Problem to solve:
Count every line where "screenshot" occurs. Give the total alone.

:::

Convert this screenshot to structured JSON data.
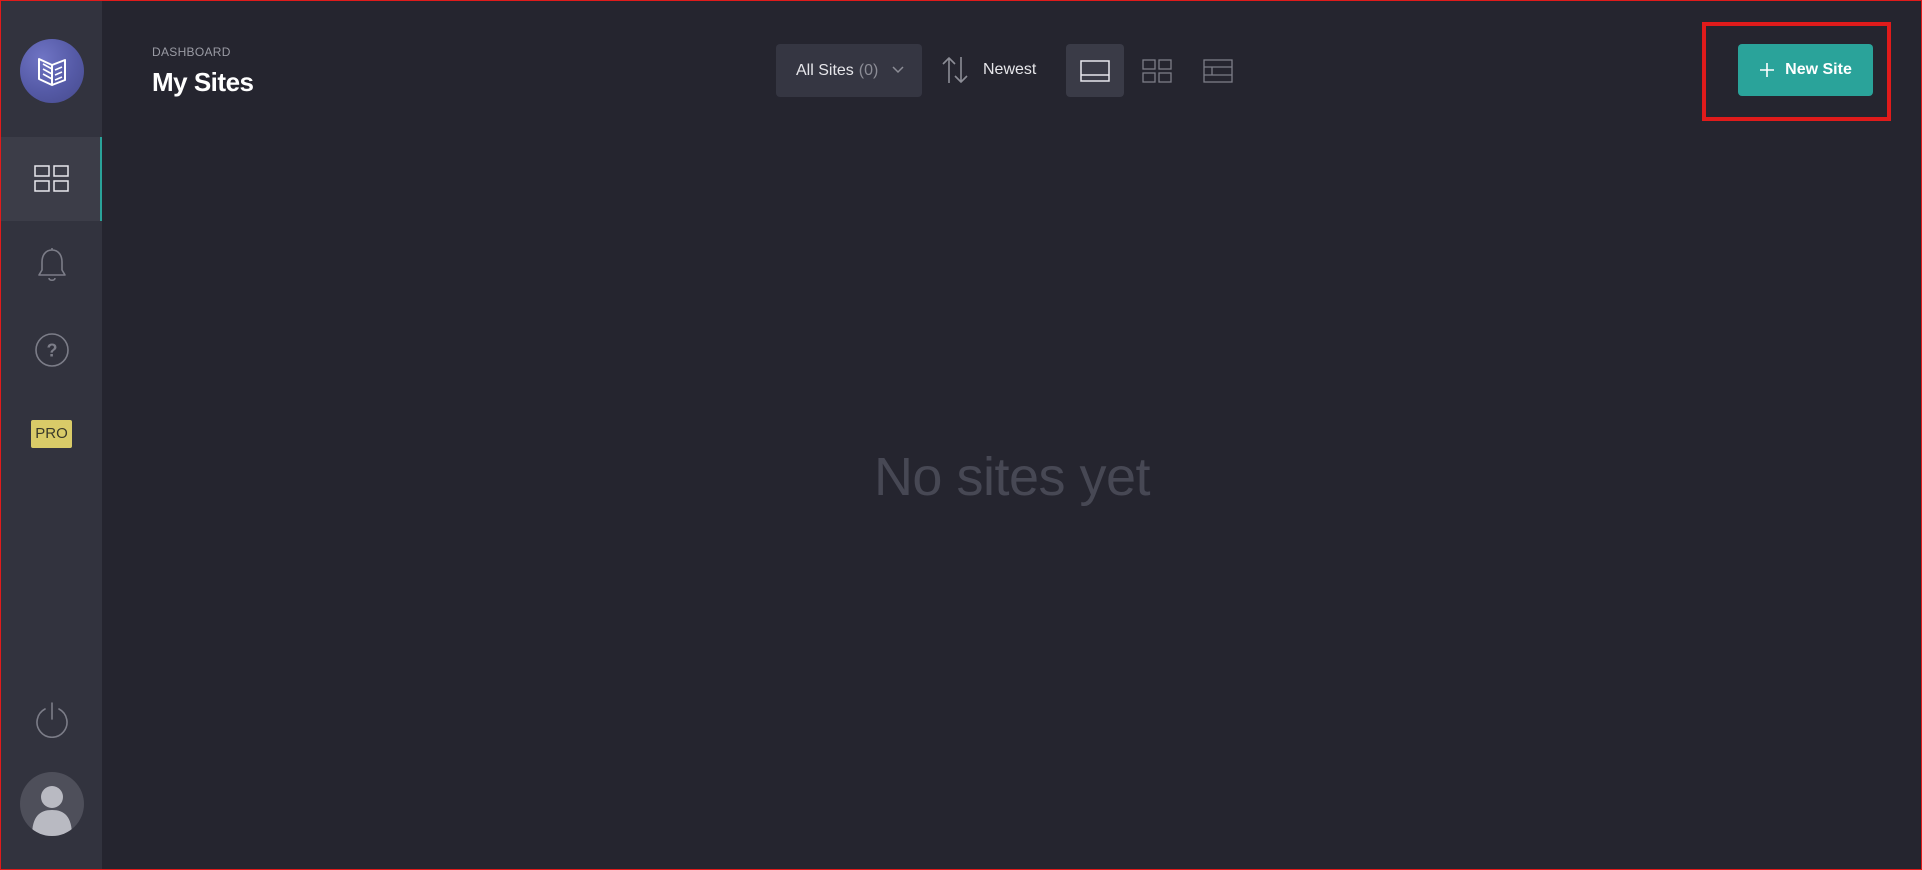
{
  "header": {
    "breadcrumb": "DASHBOARD",
    "title": "My Sites"
  },
  "toolbar": {
    "filter": {
      "label": "All Sites",
      "count": "(0)"
    },
    "sort": {
      "label": "Newest"
    },
    "views": [
      {
        "name": "single-column-view",
        "active": true
      },
      {
        "name": "grid-view",
        "active": false
      },
      {
        "name": "list-view",
        "active": false
      }
    ],
    "new_site_label": "New Site"
  },
  "sidebar": {
    "items": [
      {
        "name": "dashboard",
        "icon": "grid-icon",
        "active": true
      },
      {
        "name": "notifications",
        "icon": "bell-icon",
        "active": false
      },
      {
        "name": "help",
        "icon": "question-icon",
        "active": false
      },
      {
        "name": "pro",
        "label": "PRO",
        "active": false
      }
    ],
    "power_icon": "power-icon",
    "avatar_icon": "user-avatar-icon"
  },
  "main": {
    "empty_message": "No sites yet"
  },
  "colors": {
    "accent": "#2aa39a",
    "sidebar": "#32333e",
    "background": "#25252f",
    "pro_badge": "#d9cb68",
    "highlight": "#e01b1b"
  }
}
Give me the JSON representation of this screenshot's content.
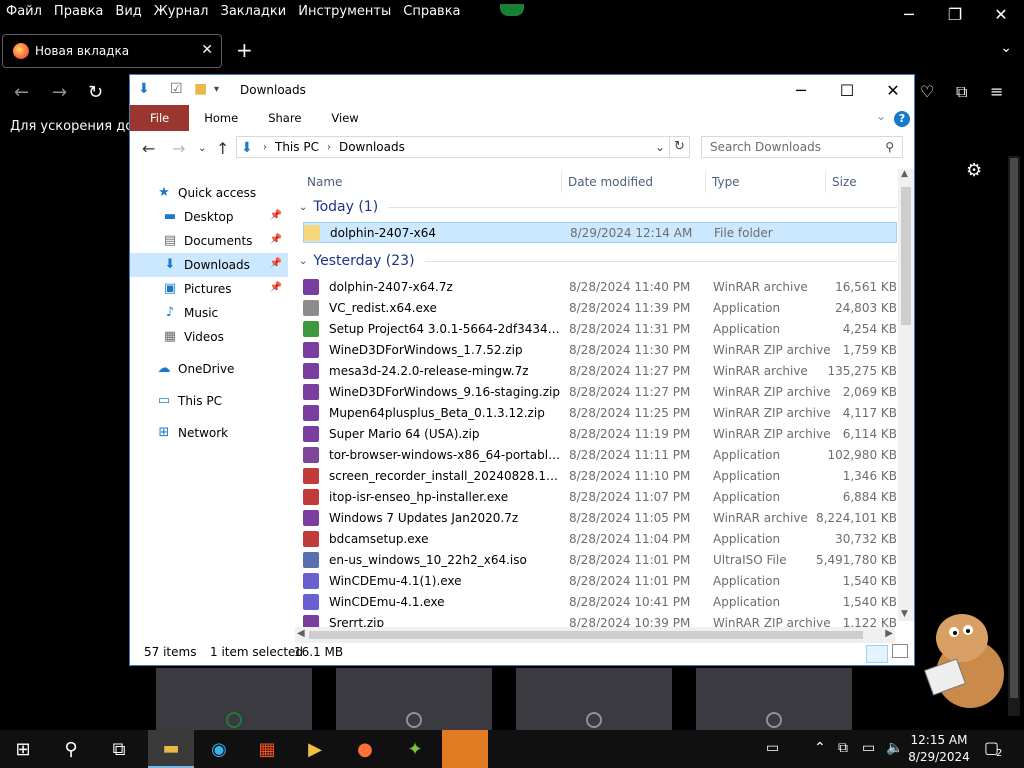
{
  "firefox": {
    "menu": [
      "Файл",
      "Правка",
      "Вид",
      "Журнал",
      "Закладки",
      "Инструменты",
      "Справка"
    ],
    "tab_title": "Новая вкладка",
    "banner_text": "Для ускорения досту"
  },
  "explorer": {
    "title": "Downloads",
    "ribbon_tabs": [
      "File",
      "Home",
      "Share",
      "View"
    ],
    "breadcrumb": [
      "This PC",
      "Downloads"
    ],
    "search_placeholder": "Search Downloads",
    "sidebar": [
      {
        "label": "Quick access",
        "icon": "star-icon",
        "pinned": false,
        "selected": false
      },
      {
        "label": "Desktop",
        "icon": "desktop-icon",
        "pinned": true,
        "selected": false
      },
      {
        "label": "Documents",
        "icon": "documents-icon",
        "pinned": true,
        "selected": false
      },
      {
        "label": "Downloads",
        "icon": "downloads-icon",
        "pinned": true,
        "selected": true
      },
      {
        "label": "Pictures",
        "icon": "pictures-icon",
        "pinned": true,
        "selected": false
      },
      {
        "label": "Music",
        "icon": "music-icon",
        "pinned": false,
        "selected": false
      },
      {
        "label": "Videos",
        "icon": "videos-icon",
        "pinned": false,
        "selected": false
      },
      {
        "label": "OneDrive",
        "icon": "onedrive-icon",
        "pinned": false,
        "selected": false
      },
      {
        "label": "This PC",
        "icon": "this-pc-icon",
        "pinned": false,
        "selected": false
      },
      {
        "label": "Network",
        "icon": "network-icon",
        "pinned": false,
        "selected": false
      }
    ],
    "columns": [
      "Name",
      "Date modified",
      "Type",
      "Size"
    ],
    "groups": [
      {
        "label": "Today (1)",
        "files": [
          {
            "name": "dolphin-2407-x64",
            "date": "8/29/2024 12:14 AM",
            "type": "File folder",
            "size": "",
            "icon": "folder",
            "selected": true
          }
        ]
      },
      {
        "label": "Yesterday (23)",
        "files": [
          {
            "name": "dolphin-2407-x64.7z",
            "date": "8/28/2024 11:40 PM",
            "type": "WinRAR archive",
            "size": "16,561 KB",
            "icon": "rar"
          },
          {
            "name": "VC_redist.x64.exe",
            "date": "8/28/2024 11:39 PM",
            "type": "Application",
            "size": "24,803 KB",
            "icon": "exe"
          },
          {
            "name": "Setup Project64 3.0.1-5664-2df3434.exe",
            "date": "8/28/2024 11:31 PM",
            "type": "Application",
            "size": "4,254 KB",
            "icon": "exe-green"
          },
          {
            "name": "WineD3DForWindows_1.7.52.zip",
            "date": "8/28/2024 11:30 PM",
            "type": "WinRAR ZIP archive",
            "size": "1,759 KB",
            "icon": "rar"
          },
          {
            "name": "mesa3d-24.2.0-release-mingw.7z",
            "date": "8/28/2024 11:27 PM",
            "type": "WinRAR archive",
            "size": "135,275 KB",
            "icon": "rar"
          },
          {
            "name": "WineD3DForWindows_9.16-staging.zip",
            "date": "8/28/2024 11:27 PM",
            "type": "WinRAR ZIP archive",
            "size": "2,069 KB",
            "icon": "rar"
          },
          {
            "name": "Mupen64plusplus_Beta_0.1.3.12.zip",
            "date": "8/28/2024 11:25 PM",
            "type": "WinRAR ZIP archive",
            "size": "4,117 KB",
            "icon": "rar"
          },
          {
            "name": "Super Mario 64 (USA).zip",
            "date": "8/28/2024 11:19 PM",
            "type": "WinRAR ZIP archive",
            "size": "6,114 KB",
            "icon": "rar"
          },
          {
            "name": "tor-browser-windows-x86_64-portable-1...",
            "date": "8/28/2024 11:11 PM",
            "type": "Application",
            "size": "102,980 KB",
            "icon": "tor"
          },
          {
            "name": "screen_recorder_install_20240828.1-17248...",
            "date": "8/28/2024 11:10 PM",
            "type": "Application",
            "size": "1,346 KB",
            "icon": "exe-red"
          },
          {
            "name": "itop-isr-enseo_hp-installer.exe",
            "date": "8/28/2024 11:07 PM",
            "type": "Application",
            "size": "6,884 KB",
            "icon": "exe-red"
          },
          {
            "name": "Windows 7 Updates Jan2020.7z",
            "date": "8/28/2024 11:05 PM",
            "type": "WinRAR archive",
            "size": "8,224,101 KB",
            "icon": "rar"
          },
          {
            "name": "bdcamsetup.exe",
            "date": "8/28/2024 11:04 PM",
            "type": "Application",
            "size": "30,732 KB",
            "icon": "exe-red"
          },
          {
            "name": "en-us_windows_10_22h2_x64.iso",
            "date": "8/28/2024 11:01 PM",
            "type": "UltraISO File",
            "size": "5,491,780 KB",
            "icon": "iso"
          },
          {
            "name": "WinCDEmu-4.1(1).exe",
            "date": "8/28/2024 11:01 PM",
            "type": "Application",
            "size": "1,540 KB",
            "icon": "cd"
          },
          {
            "name": "WinCDEmu-4.1.exe",
            "date": "8/28/2024 10:41 PM",
            "type": "Application",
            "size": "1,540 KB",
            "icon": "cd"
          },
          {
            "name": "Srerrt.zip",
            "date": "8/28/2024 10:39 PM",
            "type": "WinRAR ZIP archive",
            "size": "1,122 KB",
            "icon": "rar"
          }
        ]
      }
    ],
    "status": {
      "items": "57 items",
      "selected": "1 item selected",
      "size": "16.1 MB"
    }
  },
  "taskbar": {
    "time": "12:15 AM",
    "date": "8/29/2024",
    "notif_count": "2"
  },
  "colors": {
    "accent": "#1979ca",
    "selection": "#cce8ff",
    "file_tab": "#9b3530"
  }
}
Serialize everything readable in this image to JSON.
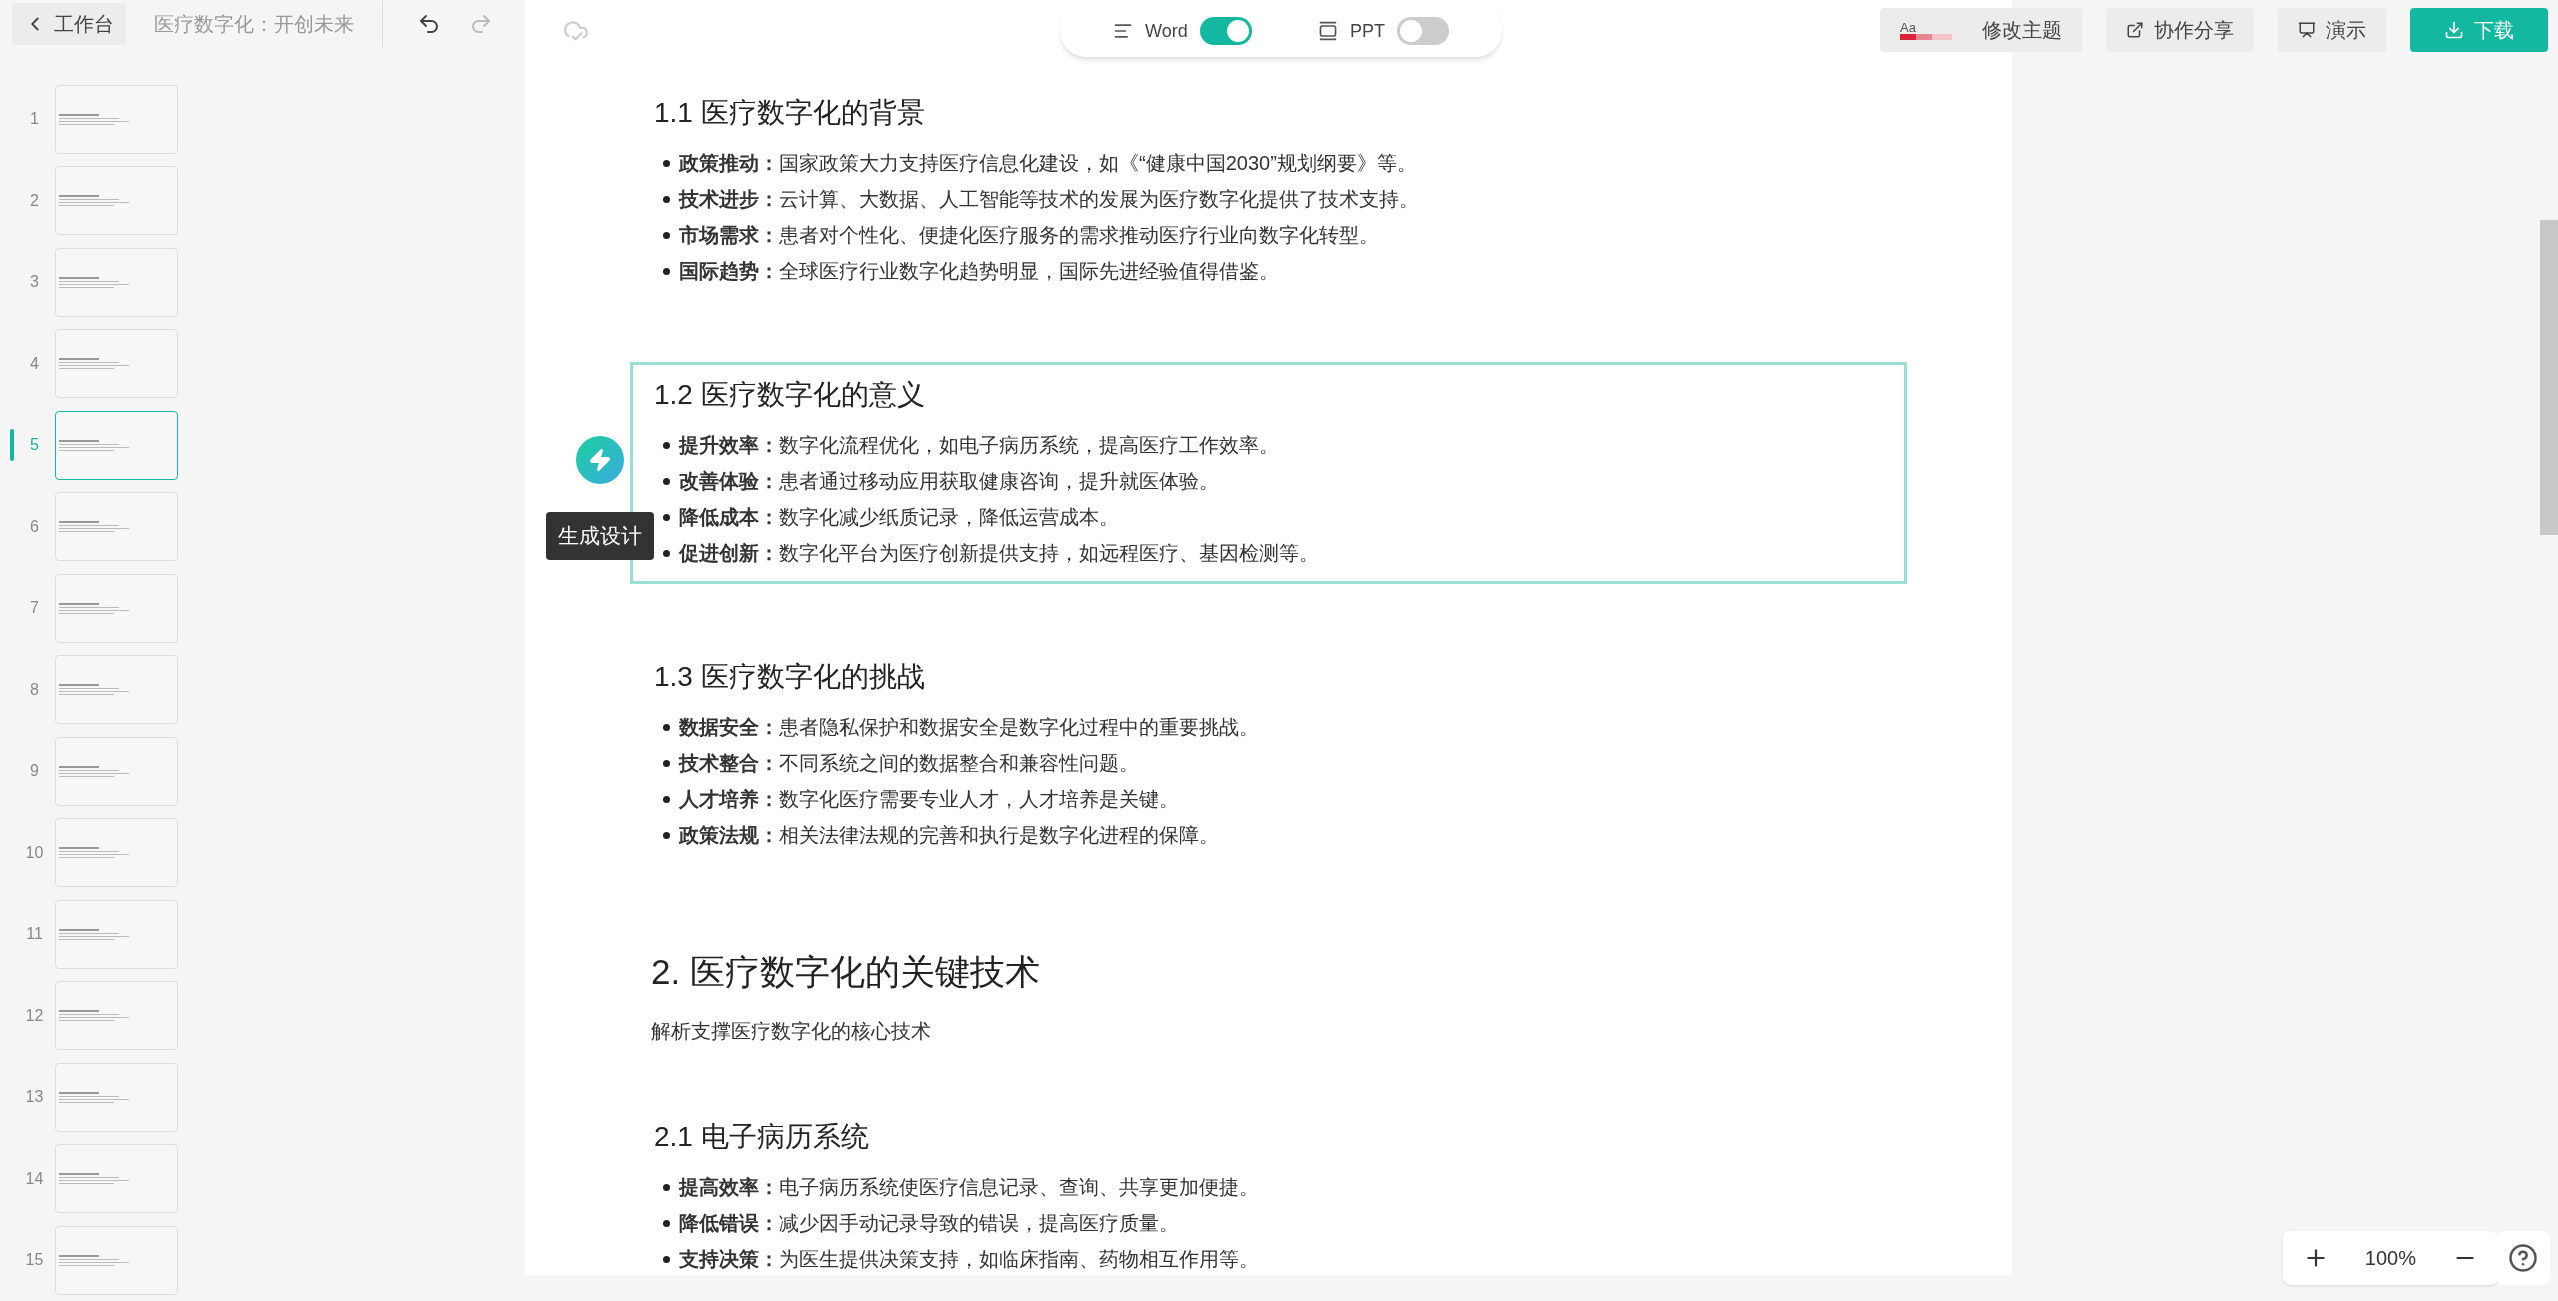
{
  "toolbar": {
    "back_button": "工作台",
    "doc_title": "医疗数字化：开创未来"
  },
  "mode_toggle": [
    {
      "label": "Word",
      "on": true
    },
    {
      "label": "PPT",
      "on": false
    }
  ],
  "actions": [
    {
      "kind": "theme",
      "label": "修改主题",
      "icon_text": "Aa"
    },
    {
      "kind": "share",
      "label": "协作分享"
    },
    {
      "kind": "present",
      "label": "演示"
    },
    {
      "kind": "download",
      "label": "下载"
    }
  ],
  "slides": [
    {
      "number": "1",
      "selected": false
    },
    {
      "number": "2",
      "selected": false
    },
    {
      "number": "3",
      "selected": false
    },
    {
      "number": "4",
      "selected": false
    },
    {
      "number": "5",
      "selected": true
    },
    {
      "number": "6",
      "selected": false
    },
    {
      "number": "7",
      "selected": false
    },
    {
      "number": "8",
      "selected": false
    },
    {
      "number": "9",
      "selected": false
    },
    {
      "number": "10",
      "selected": false
    },
    {
      "number": "11",
      "selected": false
    },
    {
      "number": "12",
      "selected": false
    },
    {
      "number": "13",
      "selected": false
    },
    {
      "number": "14",
      "selected": false
    },
    {
      "number": "15",
      "selected": false
    }
  ],
  "blocks": [
    {
      "kind": "subsection",
      "heading": "1.1 医疗数字化的背景",
      "selected": false,
      "items": [
        "**政策推动：**国家政策大力支持医疗信息化建设，如《“健康中国2030”规划纲要》等。",
        "**技术进步：**云计算、大数据、人工智能等技术的发展为医疗数字化提供了技术支持。",
        "**市场需求：**患者对个性化、便捷化医疗服务的需求推动医疗行业向数字化转型。",
        "**国际趋势：**全球医疗行业数字化趋势明显，国际先进经验值得借鉴。"
      ]
    },
    {
      "kind": "subsection",
      "heading": "1.2 医疗数字化的意义",
      "selected": true,
      "items": [
        "**提升效率：**数字化流程优化，如电子病历系统，提高医疗工作效率。",
        "**改善体验：**患者通过移动应用获取健康咨询，提升就医体验。",
        "**降低成本：**数字化减少纸质记录，降低运营成本。",
        "**促进创新：**数字化平台为医疗创新提供支持，如远程医疗、基因检测等。"
      ]
    },
    {
      "kind": "subsection",
      "heading": "1.3 医疗数字化的挑战",
      "selected": false,
      "items": [
        "**数据安全：**患者隐私保护和数据安全是数字化过程中的重要挑战。",
        "**技术整合：**不同系统之间的数据整合和兼容性问题。",
        "**人才培养：**数字化医疗需要专业人才，人才培养是关键。",
        "**政策法规：**相关法律法规的完善和执行是数字化进程的保障。"
      ]
    },
    {
      "kind": "section",
      "heading": "2. 医疗数字化的关键技术",
      "subtitle": "解析支撑医疗数字化的核心技术"
    },
    {
      "kind": "subsection",
      "heading": "2.1 电子病历系统",
      "selected": false,
      "items": [
        "**提高效率：**电子病历系统使医疗信息记录、查询、共享更加便捷。",
        "**降低错误：**减少因手动记录导致的错误，提高医疗质量。",
        "**支持决策：**为医生提供决策支持，如临床指南、药物相互作用等。"
      ]
    }
  ],
  "tooltip": "生成设计",
  "zoom": {
    "value": "100%"
  }
}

:::

Written response:
2